(Dataset records)
________________________

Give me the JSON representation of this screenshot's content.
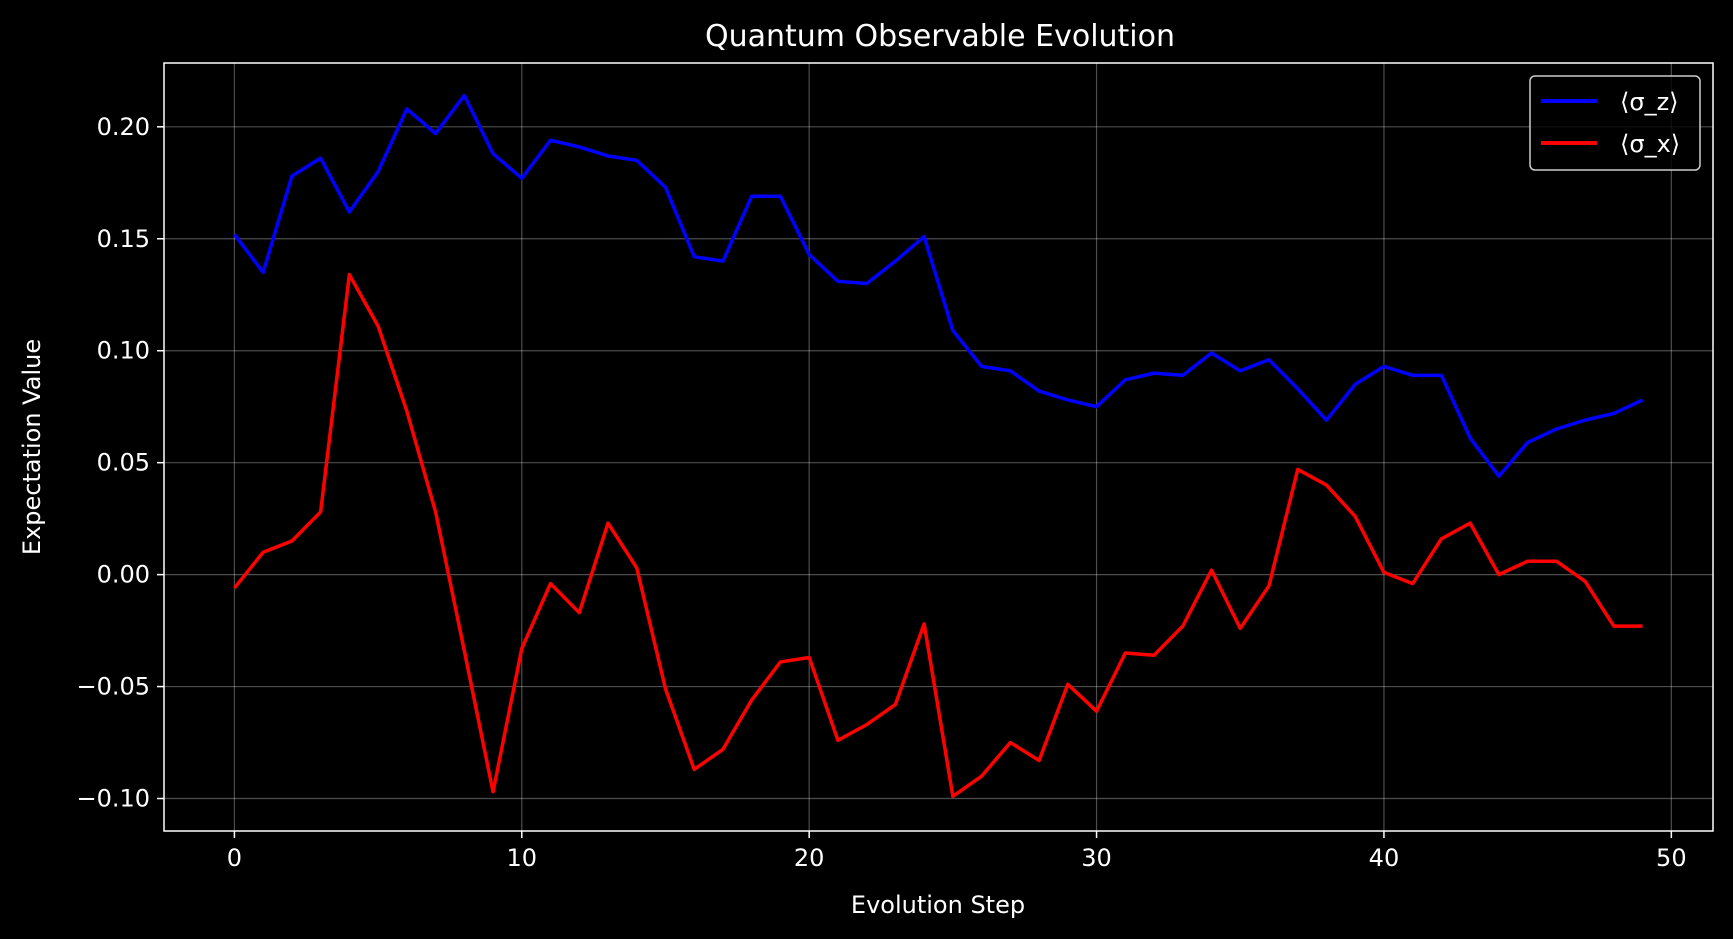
{
  "chart_data": {
    "type": "line",
    "title": "Quantum Observable Evolution",
    "xlabel": "Evolution Step",
    "ylabel": "Expectation Value",
    "xlim": [
      -2.45,
      51.45
    ],
    "ylim": [
      -0.1145,
      0.2285
    ],
    "xticks": [
      0,
      10,
      20,
      30,
      40,
      50
    ],
    "xtick_labels": [
      "0",
      "10",
      "20",
      "30",
      "40",
      "50"
    ],
    "yticks": [
      -0.1,
      -0.05,
      0.0,
      0.05,
      0.1,
      0.15,
      0.2
    ],
    "ytick_labels": [
      "−0.10",
      "−0.05",
      "0.00",
      "0.05",
      "0.10",
      "0.15",
      "0.20"
    ],
    "grid": true,
    "legend_position": "top-right",
    "background": "#000000",
    "x": [
      0,
      1,
      2,
      3,
      4,
      5,
      6,
      7,
      8,
      9,
      10,
      11,
      12,
      13,
      14,
      15,
      16,
      17,
      18,
      19,
      20,
      21,
      22,
      23,
      24,
      25,
      26,
      27,
      28,
      29,
      30,
      31,
      32,
      33,
      34,
      35,
      36,
      37,
      38,
      39,
      40,
      41,
      42,
      43,
      44,
      45,
      46,
      47,
      48,
      49
    ],
    "series": [
      {
        "name": "⟨σ_z⟩",
        "color": "#0000ff",
        "values": [
          0.152,
          0.135,
          0.178,
          0.186,
          0.162,
          0.18,
          0.208,
          0.197,
          0.214,
          0.188,
          0.177,
          0.194,
          0.191,
          0.187,
          0.185,
          0.173,
          0.142,
          0.14,
          0.169,
          0.169,
          0.143,
          0.131,
          0.13,
          0.14,
          0.151,
          0.109,
          0.093,
          0.091,
          0.082,
          0.078,
          0.075,
          0.087,
          0.09,
          0.089,
          0.099,
          0.091,
          0.096,
          0.083,
          0.069,
          0.085,
          0.093,
          0.089,
          0.089,
          0.061,
          0.044,
          0.059,
          0.065,
          0.069,
          0.072,
          0.078
        ]
      },
      {
        "name": "⟨σ_x⟩",
        "color": "#ff0000",
        "values": [
          -0.006,
          0.01,
          0.015,
          0.028,
          0.134,
          0.111,
          0.073,
          0.028,
          -0.034,
          -0.097,
          -0.033,
          -0.004,
          -0.017,
          0.023,
          0.003,
          -0.051,
          -0.087,
          -0.078,
          -0.056,
          -0.039,
          -0.037,
          -0.074,
          -0.067,
          -0.058,
          -0.022,
          -0.099,
          -0.09,
          -0.075,
          -0.083,
          -0.049,
          -0.061,
          -0.035,
          -0.036,
          -0.023,
          0.002,
          -0.024,
          -0.005,
          0.047,
          0.04,
          0.026,
          0.001,
          -0.004,
          0.016,
          0.023,
          0.0,
          0.006,
          0.006,
          -0.003,
          -0.023,
          -0.023
        ]
      }
    ]
  }
}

________________________

**What is needed**
Restate the whole listing above exactly, please, omitting every image.

**Finished task**
Give me the JSON representation of this screenshot's content.
{
  "chart_data": {
    "type": "line",
    "title": "Quantum Observable Evolution",
    "xlabel": "Evolution Step",
    "ylabel": "Expectation Value",
    "xlim": [
      -2.45,
      51.45
    ],
    "ylim": [
      -0.1145,
      0.2285
    ],
    "xticks": [
      0,
      10,
      20,
      30,
      40,
      50
    ],
    "xtick_labels": [
      "0",
      "10",
      "20",
      "30",
      "40",
      "50"
    ],
    "yticks": [
      -0.1,
      -0.05,
      0.0,
      0.05,
      0.1,
      0.15,
      0.2
    ],
    "ytick_labels": [
      "−0.10",
      "−0.05",
      "0.00",
      "0.05",
      "0.10",
      "0.15",
      "0.20"
    ],
    "grid": true,
    "legend_position": "top-right",
    "background": "#000000",
    "x": [
      0,
      1,
      2,
      3,
      4,
      5,
      6,
      7,
      8,
      9,
      10,
      11,
      12,
      13,
      14,
      15,
      16,
      17,
      18,
      19,
      20,
      21,
      22,
      23,
      24,
      25,
      26,
      27,
      28,
      29,
      30,
      31,
      32,
      33,
      34,
      35,
      36,
      37,
      38,
      39,
      40,
      41,
      42,
      43,
      44,
      45,
      46,
      47,
      48,
      49
    ],
    "series": [
      {
        "name": "⟨σ_z⟩",
        "color": "#0000ff",
        "values": [
          0.152,
          0.135,
          0.178,
          0.186,
          0.162,
          0.18,
          0.208,
          0.197,
          0.214,
          0.188,
          0.177,
          0.194,
          0.191,
          0.187,
          0.185,
          0.173,
          0.142,
          0.14,
          0.169,
          0.169,
          0.143,
          0.131,
          0.13,
          0.14,
          0.151,
          0.109,
          0.093,
          0.091,
          0.082,
          0.078,
          0.075,
          0.087,
          0.09,
          0.089,
          0.099,
          0.091,
          0.096,
          0.083,
          0.069,
          0.085,
          0.093,
          0.089,
          0.089,
          0.061,
          0.044,
          0.059,
          0.065,
          0.069,
          0.072,
          0.078
        ]
      },
      {
        "name": "⟨σ_x⟩",
        "color": "#ff0000",
        "values": [
          -0.006,
          0.01,
          0.015,
          0.028,
          0.134,
          0.111,
          0.073,
          0.028,
          -0.034,
          -0.097,
          -0.033,
          -0.004,
          -0.017,
          0.023,
          0.003,
          -0.051,
          -0.087,
          -0.078,
          -0.056,
          -0.039,
          -0.037,
          -0.074,
          -0.067,
          -0.058,
          -0.022,
          -0.099,
          -0.09,
          -0.075,
          -0.083,
          -0.049,
          -0.061,
          -0.035,
          -0.036,
          -0.023,
          0.002,
          -0.024,
          -0.005,
          0.047,
          0.04,
          0.026,
          0.001,
          -0.004,
          0.016,
          0.023,
          0.0,
          0.006,
          0.006,
          -0.003,
          -0.023,
          -0.023
        ]
      }
    ]
  }
}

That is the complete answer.